Entries from a dataset

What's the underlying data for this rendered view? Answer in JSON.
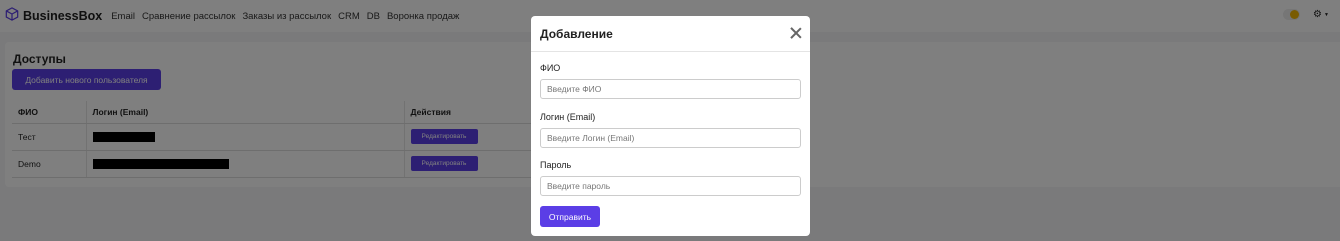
{
  "brand": {
    "name": "BusinessBox",
    "icon": "cube-logo-icon"
  },
  "nav": [
    "Email",
    "Сравнение рассылок",
    "Заказы из рассылок",
    "CRM",
    "DB",
    "Воронка продаж"
  ],
  "colors": {
    "accent": "#5b3ee6",
    "toggle_knob": "#f2b705",
    "overlay": "rgba(0,0,0,0.5)"
  },
  "page": {
    "title": "Доступы",
    "add_button": "Добавить нового пользователя",
    "table": {
      "headers": [
        "ФИО",
        "Логин (Email)",
        "Действия"
      ],
      "rows": [
        {
          "fio": "Тест",
          "action": "Редактировать"
        },
        {
          "fio": "Demo",
          "action": "Редактировать"
        }
      ]
    }
  },
  "modal": {
    "title": "Добавление",
    "fields": [
      {
        "label": "ФИО",
        "placeholder": "Введите ФИО"
      },
      {
        "label": "Логин (Email)",
        "placeholder": "Введите Логин (Email)"
      },
      {
        "label": "Пароль",
        "placeholder": "Введите пароль"
      }
    ],
    "submit": "Отправить"
  }
}
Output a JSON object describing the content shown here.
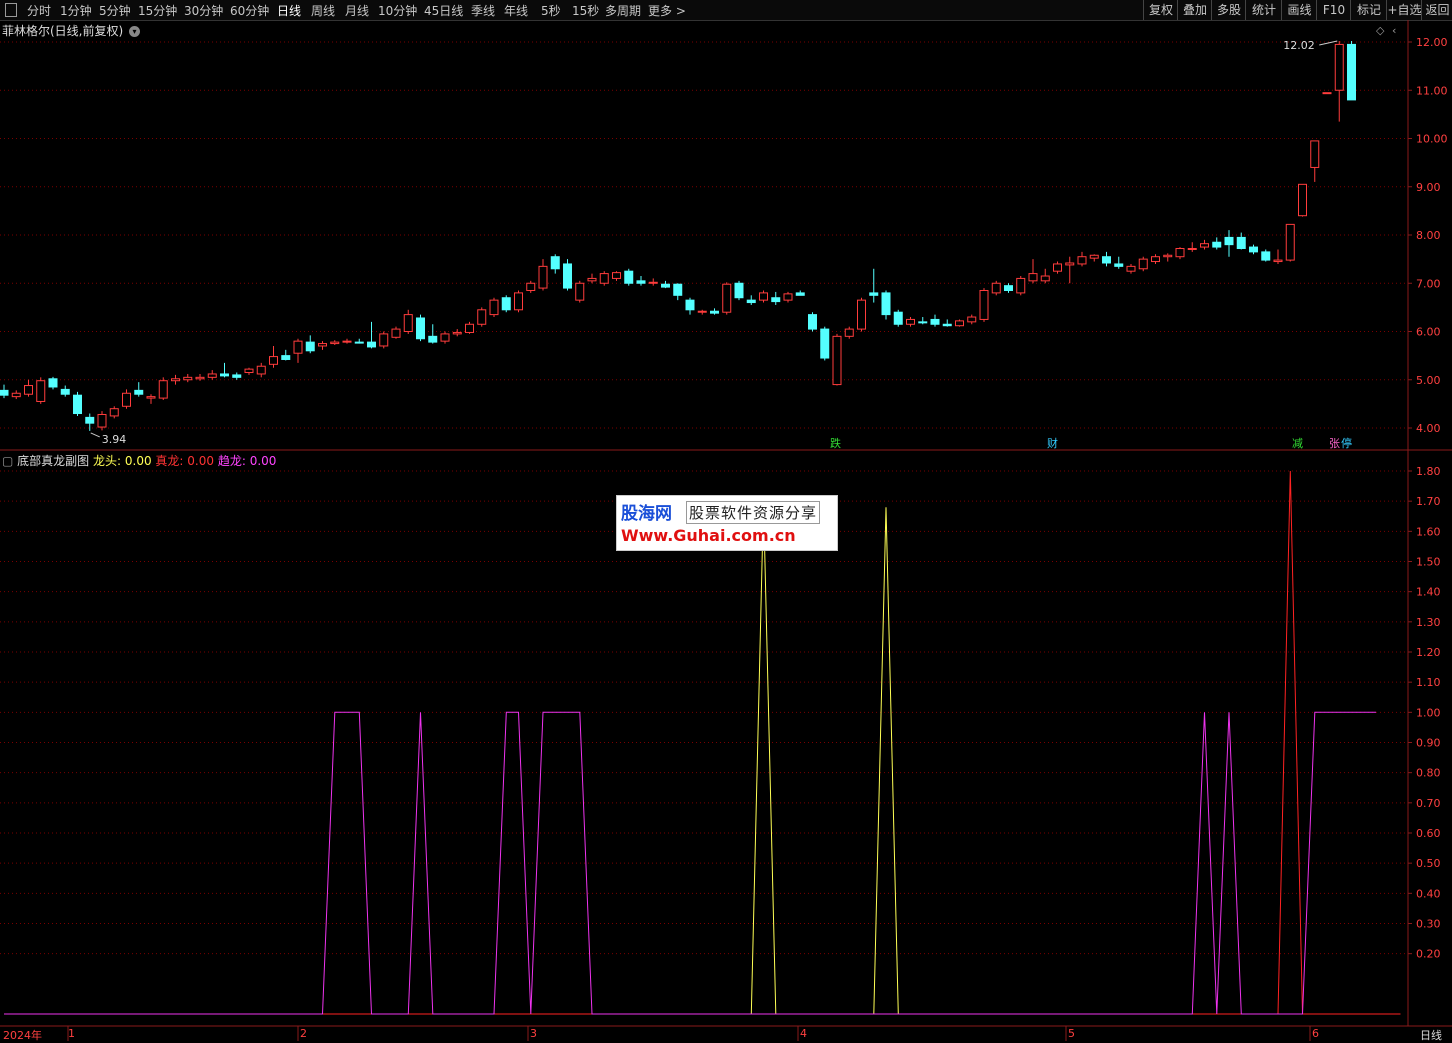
{
  "toolbar": {
    "periods": [
      "分时",
      "1分钟",
      "5分钟",
      "15分钟",
      "30分钟",
      "60分钟",
      "日线",
      "周线",
      "月线",
      "10分钟",
      "45日线",
      "季线",
      "年线",
      "5秒",
      "15秒",
      "多周期",
      "更多 >"
    ],
    "active_period": "日线",
    "right_buttons": [
      "复权",
      "叠加",
      "多股",
      "统计",
      "画线",
      "F10",
      "标记",
      "+自选",
      "返回"
    ]
  },
  "stock": {
    "title": "菲林格尔(日线,前复权)",
    "dropdown_icon": "chevron-down-icon"
  },
  "main_chart": {
    "y_ticks": [
      "12.00",
      "11.00",
      "10.00",
      "9.00",
      "8.00",
      "7.00",
      "6.00",
      "5.00",
      "4.00"
    ],
    "high_label": "12.02",
    "low_label": "3.94",
    "signals": [
      {
        "text": "跌",
        "color": "#33dd33"
      },
      {
        "text": "财",
        "color": "#33ccff"
      },
      {
        "text": "减",
        "color": "#33dd33"
      },
      {
        "text": "张",
        "color": "#ff66cc"
      },
      {
        "text": "停",
        "color": "#33ccff"
      }
    ]
  },
  "indicator": {
    "name": "底部真龙副图",
    "items": [
      {
        "label": "龙头:",
        "value": "0.00",
        "color": "#ffff55"
      },
      {
        "label": "真龙:",
        "value": "0.00",
        "color": "#ff3333"
      },
      {
        "label": "趋龙:",
        "value": "0.00",
        "color": "#ff44ff"
      }
    ],
    "y_ticks": [
      "1.80",
      "1.70",
      "1.60",
      "1.50",
      "1.40",
      "1.30",
      "1.20",
      "1.10",
      "1.00",
      "0.90",
      "0.80",
      "0.70",
      "0.60",
      "0.50",
      "0.40",
      "0.30",
      "0.20"
    ]
  },
  "watermark": {
    "logo": "股海网",
    "tagline": "股票软件资源分享",
    "url": "Www.Guhai.com.cn"
  },
  "bottom_axis": {
    "year_label": "2024年",
    "months": [
      "1",
      "2",
      "3",
      "4",
      "5",
      "6"
    ],
    "period_label": "日线"
  },
  "colors": {
    "up": "#ff3c3c",
    "down": "#54ffff",
    "grid": "#7a0000",
    "axis_text": "#ff4040",
    "line_longtou": "#ffff55",
    "line_zhenlong": "#ff2222",
    "line_qulong": "#ee33ee"
  },
  "chart_data": [
    {
      "type": "candlestick",
      "title": "菲林格尔(日线,前复权)",
      "y_range": [
        3.8,
        12.1
      ],
      "annotations": [
        {
          "text": "12.02",
          "kind": "high"
        },
        {
          "text": "3.94",
          "kind": "low"
        }
      ],
      "candles": [
        [
          4.78,
          4.9,
          4.62,
          4.68
        ],
        [
          4.65,
          4.78,
          4.6,
          4.72
        ],
        [
          4.7,
          5.0,
          4.65,
          4.88
        ],
        [
          4.55,
          5.05,
          4.5,
          4.98
        ],
        [
          5.02,
          5.06,
          4.8,
          4.85
        ],
        [
          4.8,
          4.88,
          4.65,
          4.7
        ],
        [
          4.68,
          4.75,
          4.25,
          4.3
        ],
        [
          4.22,
          4.3,
          3.94,
          4.1
        ],
        [
          4.02,
          4.35,
          3.95,
          4.28
        ],
        [
          4.25,
          4.45,
          4.2,
          4.4
        ],
        [
          4.45,
          4.8,
          4.4,
          4.72
        ],
        [
          4.78,
          4.95,
          4.65,
          4.7
        ],
        [
          4.62,
          4.7,
          4.5,
          4.65
        ],
        [
          4.62,
          5.05,
          4.58,
          4.98
        ],
        [
          4.98,
          5.1,
          4.9,
          5.02
        ],
        [
          5.0,
          5.12,
          4.95,
          5.05
        ],
        [
          5.02,
          5.12,
          4.98,
          5.05
        ],
        [
          5.05,
          5.2,
          5.0,
          5.12
        ],
        [
          5.12,
          5.35,
          5.05,
          5.08
        ],
        [
          5.1,
          5.15,
          5.0,
          5.05
        ],
        [
          5.15,
          5.25,
          5.1,
          5.22
        ],
        [
          5.12,
          5.35,
          5.05,
          5.28
        ],
        [
          5.32,
          5.7,
          5.25,
          5.48
        ],
        [
          5.5,
          5.62,
          5.4,
          5.42
        ],
        [
          5.55,
          5.85,
          5.35,
          5.8
        ],
        [
          5.78,
          5.92,
          5.55,
          5.6
        ],
        [
          5.7,
          5.8,
          5.62,
          5.75
        ],
        [
          5.75,
          5.82,
          5.72,
          5.78
        ],
        [
          5.78,
          5.85,
          5.75,
          5.8
        ],
        [
          5.78,
          5.85,
          5.75,
          5.76
        ],
        [
          5.78,
          6.2,
          5.65,
          5.68
        ],
        [
          5.7,
          6.0,
          5.65,
          5.95
        ],
        [
          5.88,
          6.1,
          5.85,
          6.05
        ],
        [
          6.0,
          6.45,
          5.95,
          6.35
        ],
        [
          6.28,
          6.35,
          5.8,
          5.85
        ],
        [
          5.9,
          6.15,
          5.75,
          5.78
        ],
        [
          5.8,
          6.0,
          5.75,
          5.95
        ],
        [
          5.95,
          6.05,
          5.9,
          5.98
        ],
        [
          5.98,
          6.2,
          5.95,
          6.15
        ],
        [
          6.15,
          6.5,
          6.1,
          6.45
        ],
        [
          6.35,
          6.7,
          6.3,
          6.65
        ],
        [
          6.7,
          6.75,
          6.4,
          6.45
        ],
        [
          6.45,
          6.85,
          6.4,
          6.8
        ],
        [
          6.85,
          7.05,
          6.8,
          7.0
        ],
        [
          6.9,
          7.5,
          6.85,
          7.35
        ],
        [
          7.55,
          7.6,
          7.2,
          7.3
        ],
        [
          7.4,
          7.5,
          6.85,
          6.9
        ],
        [
          6.65,
          7.05,
          6.6,
          7.0
        ],
        [
          7.05,
          7.2,
          7.0,
          7.1
        ],
        [
          7.0,
          7.25,
          6.95,
          7.2
        ],
        [
          7.1,
          7.25,
          7.05,
          7.22
        ],
        [
          7.25,
          7.3,
          6.95,
          7.0
        ],
        [
          7.05,
          7.15,
          6.95,
          7.0
        ],
        [
          7.0,
          7.1,
          6.95,
          7.02
        ],
        [
          6.98,
          7.05,
          6.9,
          6.92
        ],
        [
          6.98,
          7.0,
          6.65,
          6.75
        ],
        [
          6.65,
          6.7,
          6.35,
          6.45
        ],
        [
          6.4,
          6.45,
          6.35,
          6.42
        ],
        [
          6.42,
          6.48,
          6.35,
          6.38
        ],
        [
          6.4,
          7.02,
          6.35,
          6.98
        ],
        [
          7.0,
          7.05,
          6.65,
          6.7
        ],
        [
          6.65,
          6.75,
          6.55,
          6.6
        ],
        [
          6.65,
          6.85,
          6.6,
          6.8
        ],
        [
          6.7,
          6.82,
          6.55,
          6.62
        ],
        [
          6.65,
          6.82,
          6.6,
          6.78
        ],
        [
          6.8,
          6.85,
          6.75,
          6.75
        ],
        [
          6.35,
          6.4,
          6.0,
          6.05
        ],
        [
          6.05,
          6.1,
          5.4,
          5.45
        ],
        [
          4.9,
          5.95,
          4.88,
          5.9
        ],
        [
          5.9,
          6.1,
          5.85,
          6.05
        ],
        [
          6.05,
          6.7,
          6.0,
          6.65
        ],
        [
          6.8,
          7.3,
          6.6,
          6.75
        ],
        [
          6.8,
          6.85,
          6.25,
          6.35
        ],
        [
          6.4,
          6.45,
          6.1,
          6.15
        ],
        [
          6.15,
          6.3,
          6.1,
          6.25
        ],
        [
          6.2,
          6.3,
          6.15,
          6.18
        ],
        [
          6.25,
          6.35,
          6.1,
          6.15
        ],
        [
          6.15,
          6.25,
          6.1,
          6.12
        ],
        [
          6.12,
          6.25,
          6.1,
          6.22
        ],
        [
          6.2,
          6.35,
          6.15,
          6.3
        ],
        [
          6.25,
          6.9,
          6.2,
          6.85
        ],
        [
          6.8,
          7.05,
          6.75,
          7.0
        ],
        [
          6.95,
          7.0,
          6.8,
          6.85
        ],
        [
          6.8,
          7.15,
          6.75,
          7.1
        ],
        [
          7.05,
          7.5,
          7.0,
          7.2
        ],
        [
          7.05,
          7.3,
          7.0,
          7.15
        ],
        [
          7.25,
          7.45,
          7.2,
          7.4
        ],
        [
          7.38,
          7.55,
          7.0,
          7.42
        ],
        [
          7.4,
          7.65,
          7.35,
          7.55
        ],
        [
          7.52,
          7.6,
          7.45,
          7.58
        ],
        [
          7.55,
          7.65,
          7.35,
          7.42
        ],
        [
          7.4,
          7.55,
          7.3,
          7.35
        ],
        [
          7.25,
          7.4,
          7.2,
          7.35
        ],
        [
          7.3,
          7.55,
          7.25,
          7.5
        ],
        [
          7.45,
          7.6,
          7.4,
          7.55
        ],
        [
          7.55,
          7.62,
          7.45,
          7.58
        ],
        [
          7.55,
          7.75,
          7.5,
          7.72
        ],
        [
          7.72,
          7.85,
          7.65,
          7.72
        ],
        [
          7.75,
          7.9,
          7.7,
          7.82
        ],
        [
          7.85,
          7.95,
          7.7,
          7.75
        ],
        [
          7.95,
          8.1,
          7.55,
          7.8
        ],
        [
          7.95,
          8.05,
          7.7,
          7.72
        ],
        [
          7.75,
          7.8,
          7.6,
          7.65
        ],
        [
          7.65,
          7.7,
          7.45,
          7.48
        ],
        [
          7.45,
          7.7,
          7.4,
          7.48
        ],
        [
          7.48,
          8.22,
          7.45,
          8.22
        ],
        [
          8.4,
          9.05,
          8.38,
          9.05
        ],
        [
          9.4,
          9.95,
          9.1,
          9.95
        ],
        [
          10.95,
          10.95,
          10.95,
          10.95
        ],
        [
          11.0,
          12.02,
          10.35,
          11.95
        ],
        [
          11.95,
          12.02,
          10.8,
          10.8
        ]
      ]
    },
    {
      "type": "line",
      "title": "底部真龙副图",
      "y_range": [
        0,
        1.8
      ],
      "series": [
        {
          "name": "龙头",
          "color": "#ffff55",
          "values": [
            [
              0,
              0
            ],
            [
              61,
              0
            ],
            [
              62,
              1.7
            ],
            [
              63,
              0
            ],
            [
              71,
              0
            ],
            [
              72,
              1.68
            ],
            [
              73,
              0
            ],
            [
              114,
              0
            ]
          ]
        },
        {
          "name": "真龙",
          "color": "#ff2222",
          "values": [
            [
              0,
              0
            ],
            [
              104,
              0
            ],
            [
              105,
              1.8
            ],
            [
              106,
              0
            ],
            [
              114,
              0
            ]
          ]
        },
        {
          "name": "趋龙",
          "color": "#ee33ee",
          "values": [
            [
              0,
              0
            ],
            [
              26,
              0
            ],
            [
              27,
              1
            ],
            [
              29,
              1
            ],
            [
              30,
              0
            ],
            [
              33,
              0
            ],
            [
              34,
              1
            ],
            [
              35,
              0
            ],
            [
              40,
              0
            ],
            [
              41,
              1
            ],
            [
              42,
              1
            ],
            [
              43,
              0
            ],
            [
              44,
              1
            ],
            [
              47,
              1
            ],
            [
              48,
              0
            ],
            [
              97,
              0
            ],
            [
              98,
              1
            ],
            [
              99,
              0
            ],
            [
              100,
              1
            ],
            [
              101,
              0
            ],
            [
              106,
              0
            ],
            [
              107,
              1
            ],
            [
              112,
              1
            ]
          ]
        }
      ]
    }
  ]
}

**TASK**
Reproduce each line of the material containing the word "Введите".

**EXERCISE SOLUTION**
        "placeholder": "Введите ФИО"
        "placeholder": "Введите Логин (Email)"
        "placeholder": "Введите пароль"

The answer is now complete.